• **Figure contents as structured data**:
* begin *
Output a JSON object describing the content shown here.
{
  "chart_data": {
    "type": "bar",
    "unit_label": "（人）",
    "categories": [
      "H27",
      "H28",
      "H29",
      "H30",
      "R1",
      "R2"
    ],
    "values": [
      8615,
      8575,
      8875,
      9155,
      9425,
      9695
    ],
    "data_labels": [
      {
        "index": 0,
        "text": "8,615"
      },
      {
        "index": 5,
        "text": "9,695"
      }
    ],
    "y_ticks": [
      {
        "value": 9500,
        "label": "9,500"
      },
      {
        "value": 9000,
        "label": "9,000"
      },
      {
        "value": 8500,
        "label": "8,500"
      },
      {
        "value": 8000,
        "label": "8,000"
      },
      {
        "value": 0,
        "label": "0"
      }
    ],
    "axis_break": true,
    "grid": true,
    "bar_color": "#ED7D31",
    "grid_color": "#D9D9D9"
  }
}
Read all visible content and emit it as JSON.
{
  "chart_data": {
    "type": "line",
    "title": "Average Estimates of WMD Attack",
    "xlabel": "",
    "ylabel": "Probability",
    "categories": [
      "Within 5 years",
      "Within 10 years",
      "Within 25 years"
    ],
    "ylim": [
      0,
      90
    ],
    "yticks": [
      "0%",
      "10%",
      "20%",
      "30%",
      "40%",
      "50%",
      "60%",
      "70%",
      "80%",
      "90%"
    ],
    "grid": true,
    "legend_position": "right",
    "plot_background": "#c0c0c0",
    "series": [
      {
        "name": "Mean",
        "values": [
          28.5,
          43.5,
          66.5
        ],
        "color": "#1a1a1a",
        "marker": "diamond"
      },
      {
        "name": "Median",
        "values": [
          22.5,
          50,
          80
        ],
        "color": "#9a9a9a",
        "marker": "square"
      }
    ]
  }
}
* end *
• **EXERCISE**:
Above are the records; retype them all without a single difference.

• **SOLUTION**:
Output a JSON object describing the content shown here.
{
  "chart_data": {
    "type": "bar",
    "unit_label": "（人）",
    "categories": [
      "H27",
      "H28",
      "H29",
      "H30",
      "R1",
      "R2"
    ],
    "values": [
      8615,
      8575,
      8875,
      9155,
      9425,
      9695
    ],
    "data_labels": [
      {
        "index": 0,
        "text": "8,615"
      },
      {
        "index": 5,
        "text": "9,695"
      }
    ],
    "y_ticks": [
      {
        "value": 9500,
        "label": "9,500"
      },
      {
        "value": 9000,
        "label": "9,000"
      },
      {
        "value": 8500,
        "label": "8,500"
      },
      {
        "value": 8000,
        "label": "8,000"
      },
      {
        "value": 0,
        "label": "0"
      }
    ],
    "axis_break": true,
    "grid": true,
    "bar_color": "#ED7D31",
    "grid_color": "#D9D9D9"
  }
}
Read all visible content and emit it as JSON.
{
  "chart_data": {
    "type": "line",
    "title": "Average Estimates of WMD Attack",
    "xlabel": "",
    "ylabel": "Probability",
    "categories": [
      "Within 5 years",
      "Within 10 years",
      "Within 25 years"
    ],
    "ylim": [
      0,
      90
    ],
    "yticks": [
      "0%",
      "10%",
      "20%",
      "30%",
      "40%",
      "50%",
      "60%",
      "70%",
      "80%",
      "90%"
    ],
    "grid": true,
    "legend_position": "right",
    "plot_background": "#c0c0c0",
    "series": [
      {
        "name": "Mean",
        "values": [
          28.5,
          43.5,
          66.5
        ],
        "color": "#1a1a1a",
        "marker": "diamond"
      },
      {
        "name": "Median",
        "values": [
          22.5,
          50,
          80
        ],
        "color": "#9a9a9a",
        "marker": "square"
      }
    ]
  }
}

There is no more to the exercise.